◆ Job ◆
Note how many lines hold "icon" and report that number by itself.

------------------------

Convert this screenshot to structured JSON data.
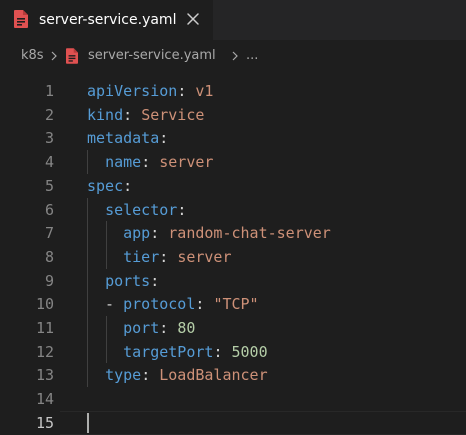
{
  "tab": {
    "filename": "server-service.yaml",
    "file_icon": "yaml-file-icon",
    "close_icon": "close-icon",
    "accent_color": "#e05151"
  },
  "breadcrumb": {
    "folder": "k8s",
    "file": "server-service.yaml",
    "more": "..."
  },
  "editor": {
    "active_line": 15,
    "lines": [
      {
        "num": "1",
        "tokens": [
          {
            "t": "apiVersion",
            "c": "key"
          },
          {
            "t": ": ",
            "c": "punct"
          },
          {
            "t": "v1",
            "c": "val"
          }
        ]
      },
      {
        "num": "2",
        "tokens": [
          {
            "t": "kind",
            "c": "key"
          },
          {
            "t": ": ",
            "c": "punct"
          },
          {
            "t": "Service",
            "c": "val"
          }
        ]
      },
      {
        "num": "3",
        "tokens": [
          {
            "t": "metadata",
            "c": "key"
          },
          {
            "t": ":",
            "c": "punct"
          }
        ]
      },
      {
        "num": "4",
        "tokens": [
          {
            "t": "  ",
            "c": "punct"
          },
          {
            "t": "name",
            "c": "key"
          },
          {
            "t": ": ",
            "c": "punct"
          },
          {
            "t": "server",
            "c": "val"
          }
        ]
      },
      {
        "num": "5",
        "tokens": [
          {
            "t": "spec",
            "c": "key"
          },
          {
            "t": ":",
            "c": "punct"
          }
        ]
      },
      {
        "num": "6",
        "tokens": [
          {
            "t": "  ",
            "c": "punct"
          },
          {
            "t": "selector",
            "c": "key"
          },
          {
            "t": ":",
            "c": "punct"
          }
        ]
      },
      {
        "num": "7",
        "tokens": [
          {
            "t": "    ",
            "c": "punct"
          },
          {
            "t": "app",
            "c": "key"
          },
          {
            "t": ": ",
            "c": "punct"
          },
          {
            "t": "random-chat-server",
            "c": "val"
          }
        ]
      },
      {
        "num": "8",
        "tokens": [
          {
            "t": "    ",
            "c": "punct"
          },
          {
            "t": "tier",
            "c": "key"
          },
          {
            "t": ": ",
            "c": "punct"
          },
          {
            "t": "server",
            "c": "val"
          }
        ]
      },
      {
        "num": "9",
        "tokens": [
          {
            "t": "  ",
            "c": "punct"
          },
          {
            "t": "ports",
            "c": "key"
          },
          {
            "t": ":",
            "c": "punct"
          }
        ]
      },
      {
        "num": "10",
        "tokens": [
          {
            "t": "  - ",
            "c": "punct"
          },
          {
            "t": "protocol",
            "c": "key"
          },
          {
            "t": ": ",
            "c": "punct"
          },
          {
            "t": "\"TCP\"",
            "c": "val"
          }
        ]
      },
      {
        "num": "11",
        "tokens": [
          {
            "t": "    ",
            "c": "punct"
          },
          {
            "t": "port",
            "c": "key"
          },
          {
            "t": ": ",
            "c": "punct"
          },
          {
            "t": "80",
            "c": "num"
          }
        ]
      },
      {
        "num": "12",
        "tokens": [
          {
            "t": "    ",
            "c": "punct"
          },
          {
            "t": "targetPort",
            "c": "key"
          },
          {
            "t": ": ",
            "c": "punct"
          },
          {
            "t": "5000",
            "c": "num"
          }
        ]
      },
      {
        "num": "13",
        "tokens": [
          {
            "t": "  ",
            "c": "punct"
          },
          {
            "t": "type",
            "c": "key"
          },
          {
            "t": ": ",
            "c": "punct"
          },
          {
            "t": "LoadBalancer",
            "c": "val"
          }
        ]
      },
      {
        "num": "14",
        "tokens": []
      },
      {
        "num": "15",
        "tokens": []
      }
    ]
  },
  "colors": {
    "key": "#569cd6",
    "string": "#ce9178",
    "number": "#b5cea8",
    "punctuation": "#d4d4d4",
    "line_number": "#858585",
    "background": "#1e1e1e"
  }
}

------------------------

◆ Exercise output ◆
2